## [Work instructions]
Go through the entries below and collect each line with the string "data" in it.

## [Available records]

========================================================================

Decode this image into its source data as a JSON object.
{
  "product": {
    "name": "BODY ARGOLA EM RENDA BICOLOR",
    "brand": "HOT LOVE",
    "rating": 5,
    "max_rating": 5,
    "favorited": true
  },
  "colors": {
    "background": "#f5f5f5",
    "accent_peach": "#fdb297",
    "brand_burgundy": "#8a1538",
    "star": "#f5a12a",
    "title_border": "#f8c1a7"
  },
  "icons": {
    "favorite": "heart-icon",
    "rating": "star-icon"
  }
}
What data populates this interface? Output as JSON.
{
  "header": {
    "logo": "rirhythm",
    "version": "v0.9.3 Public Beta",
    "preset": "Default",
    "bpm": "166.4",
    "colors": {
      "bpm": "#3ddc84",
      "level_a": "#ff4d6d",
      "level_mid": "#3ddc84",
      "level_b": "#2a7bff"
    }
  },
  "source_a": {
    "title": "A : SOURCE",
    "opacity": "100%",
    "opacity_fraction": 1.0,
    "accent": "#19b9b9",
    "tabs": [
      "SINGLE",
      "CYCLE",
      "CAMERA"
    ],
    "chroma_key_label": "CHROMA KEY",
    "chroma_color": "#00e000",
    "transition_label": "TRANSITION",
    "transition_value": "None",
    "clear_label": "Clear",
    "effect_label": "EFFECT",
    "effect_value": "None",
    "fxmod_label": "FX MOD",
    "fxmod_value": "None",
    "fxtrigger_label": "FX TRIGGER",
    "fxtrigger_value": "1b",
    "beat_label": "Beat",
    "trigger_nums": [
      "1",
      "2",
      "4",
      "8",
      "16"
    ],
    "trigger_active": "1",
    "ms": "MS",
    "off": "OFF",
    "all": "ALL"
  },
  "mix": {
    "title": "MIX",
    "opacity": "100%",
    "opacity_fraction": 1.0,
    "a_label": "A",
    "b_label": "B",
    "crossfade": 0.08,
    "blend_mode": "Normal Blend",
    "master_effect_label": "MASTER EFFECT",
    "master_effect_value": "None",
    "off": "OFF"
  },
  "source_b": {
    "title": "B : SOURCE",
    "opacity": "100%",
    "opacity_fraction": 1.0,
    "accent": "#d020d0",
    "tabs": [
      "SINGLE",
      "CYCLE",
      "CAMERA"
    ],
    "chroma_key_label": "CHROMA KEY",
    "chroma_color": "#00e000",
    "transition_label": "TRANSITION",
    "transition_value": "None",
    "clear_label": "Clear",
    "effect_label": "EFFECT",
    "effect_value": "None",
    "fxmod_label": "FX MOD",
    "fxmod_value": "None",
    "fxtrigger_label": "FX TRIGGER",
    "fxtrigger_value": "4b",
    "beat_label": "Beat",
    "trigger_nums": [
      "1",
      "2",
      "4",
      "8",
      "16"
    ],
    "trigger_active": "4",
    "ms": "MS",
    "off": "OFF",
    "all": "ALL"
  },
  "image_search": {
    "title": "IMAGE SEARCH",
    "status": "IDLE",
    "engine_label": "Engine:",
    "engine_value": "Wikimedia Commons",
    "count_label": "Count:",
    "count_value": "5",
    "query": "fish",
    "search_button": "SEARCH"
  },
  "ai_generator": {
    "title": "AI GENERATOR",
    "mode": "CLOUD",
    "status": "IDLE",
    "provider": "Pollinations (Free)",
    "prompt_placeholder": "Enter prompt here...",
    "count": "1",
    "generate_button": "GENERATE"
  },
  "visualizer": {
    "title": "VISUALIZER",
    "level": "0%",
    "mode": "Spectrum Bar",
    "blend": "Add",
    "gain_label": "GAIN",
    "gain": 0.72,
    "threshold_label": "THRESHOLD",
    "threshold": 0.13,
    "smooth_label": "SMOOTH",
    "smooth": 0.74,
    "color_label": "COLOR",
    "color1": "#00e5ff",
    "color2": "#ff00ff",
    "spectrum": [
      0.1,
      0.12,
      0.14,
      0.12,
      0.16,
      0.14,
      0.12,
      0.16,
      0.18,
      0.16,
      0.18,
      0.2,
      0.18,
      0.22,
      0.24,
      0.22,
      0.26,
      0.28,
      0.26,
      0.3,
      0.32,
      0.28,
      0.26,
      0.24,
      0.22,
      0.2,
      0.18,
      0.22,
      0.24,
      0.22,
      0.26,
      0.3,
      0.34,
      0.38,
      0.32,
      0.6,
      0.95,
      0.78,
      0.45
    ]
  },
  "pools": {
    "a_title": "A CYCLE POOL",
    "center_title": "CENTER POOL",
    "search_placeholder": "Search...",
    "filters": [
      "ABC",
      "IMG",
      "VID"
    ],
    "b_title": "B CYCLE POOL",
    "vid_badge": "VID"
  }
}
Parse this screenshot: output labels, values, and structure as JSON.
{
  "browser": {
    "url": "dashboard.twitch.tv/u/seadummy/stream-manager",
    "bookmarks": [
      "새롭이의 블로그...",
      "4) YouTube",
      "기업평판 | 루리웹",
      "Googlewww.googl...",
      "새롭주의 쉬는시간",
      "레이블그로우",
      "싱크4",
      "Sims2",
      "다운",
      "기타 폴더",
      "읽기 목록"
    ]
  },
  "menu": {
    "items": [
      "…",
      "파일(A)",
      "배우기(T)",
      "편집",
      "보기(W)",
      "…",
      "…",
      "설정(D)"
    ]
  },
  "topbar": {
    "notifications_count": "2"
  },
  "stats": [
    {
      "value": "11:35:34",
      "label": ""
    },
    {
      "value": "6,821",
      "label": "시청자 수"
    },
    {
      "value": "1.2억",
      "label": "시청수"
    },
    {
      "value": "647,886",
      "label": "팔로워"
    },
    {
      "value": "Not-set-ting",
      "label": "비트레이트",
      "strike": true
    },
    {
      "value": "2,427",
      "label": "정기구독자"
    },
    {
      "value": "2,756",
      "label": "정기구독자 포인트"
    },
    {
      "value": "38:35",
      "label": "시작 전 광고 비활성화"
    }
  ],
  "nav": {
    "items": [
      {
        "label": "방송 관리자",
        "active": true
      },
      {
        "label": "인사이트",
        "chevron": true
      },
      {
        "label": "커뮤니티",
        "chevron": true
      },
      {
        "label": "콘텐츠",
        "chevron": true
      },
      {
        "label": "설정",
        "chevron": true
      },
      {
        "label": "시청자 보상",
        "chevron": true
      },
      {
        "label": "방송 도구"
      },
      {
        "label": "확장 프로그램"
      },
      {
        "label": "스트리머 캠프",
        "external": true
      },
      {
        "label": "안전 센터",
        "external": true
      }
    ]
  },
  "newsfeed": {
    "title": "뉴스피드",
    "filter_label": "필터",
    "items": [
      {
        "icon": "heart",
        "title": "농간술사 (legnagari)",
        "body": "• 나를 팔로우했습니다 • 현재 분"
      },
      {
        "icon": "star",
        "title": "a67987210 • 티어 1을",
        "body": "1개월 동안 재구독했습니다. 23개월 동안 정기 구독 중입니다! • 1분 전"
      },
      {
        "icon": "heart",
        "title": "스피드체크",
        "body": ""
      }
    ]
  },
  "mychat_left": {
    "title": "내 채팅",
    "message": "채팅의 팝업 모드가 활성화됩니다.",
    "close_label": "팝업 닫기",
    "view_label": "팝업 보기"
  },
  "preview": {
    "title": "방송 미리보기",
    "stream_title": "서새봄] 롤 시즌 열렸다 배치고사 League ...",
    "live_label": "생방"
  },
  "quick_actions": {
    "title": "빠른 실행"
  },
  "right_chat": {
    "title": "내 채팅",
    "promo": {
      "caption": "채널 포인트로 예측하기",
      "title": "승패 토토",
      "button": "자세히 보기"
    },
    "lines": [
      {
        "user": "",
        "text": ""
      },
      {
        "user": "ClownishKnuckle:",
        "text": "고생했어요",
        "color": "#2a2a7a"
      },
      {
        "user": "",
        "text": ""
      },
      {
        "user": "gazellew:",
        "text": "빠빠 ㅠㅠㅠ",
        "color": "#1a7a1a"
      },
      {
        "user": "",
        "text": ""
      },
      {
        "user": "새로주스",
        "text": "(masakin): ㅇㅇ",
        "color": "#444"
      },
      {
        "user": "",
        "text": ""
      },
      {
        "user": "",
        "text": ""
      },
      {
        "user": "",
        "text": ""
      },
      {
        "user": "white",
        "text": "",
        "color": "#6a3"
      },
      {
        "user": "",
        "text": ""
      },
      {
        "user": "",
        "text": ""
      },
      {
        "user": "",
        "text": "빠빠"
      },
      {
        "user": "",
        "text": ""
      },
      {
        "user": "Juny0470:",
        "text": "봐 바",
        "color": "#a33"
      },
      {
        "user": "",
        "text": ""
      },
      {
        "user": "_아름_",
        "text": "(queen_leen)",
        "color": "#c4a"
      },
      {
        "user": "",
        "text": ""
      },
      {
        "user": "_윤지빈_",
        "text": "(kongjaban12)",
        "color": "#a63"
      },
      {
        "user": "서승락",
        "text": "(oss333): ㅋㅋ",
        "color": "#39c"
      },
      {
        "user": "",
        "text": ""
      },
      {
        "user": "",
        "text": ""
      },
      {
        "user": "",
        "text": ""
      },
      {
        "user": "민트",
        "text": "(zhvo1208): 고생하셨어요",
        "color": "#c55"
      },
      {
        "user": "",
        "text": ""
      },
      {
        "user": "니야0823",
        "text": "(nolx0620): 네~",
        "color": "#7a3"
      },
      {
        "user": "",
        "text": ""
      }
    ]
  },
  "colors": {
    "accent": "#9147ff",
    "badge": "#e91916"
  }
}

========================================================================

## [Answer for the task]
Decode this image into its source data as a JSON object.
What data populates this interface? Output as JSON.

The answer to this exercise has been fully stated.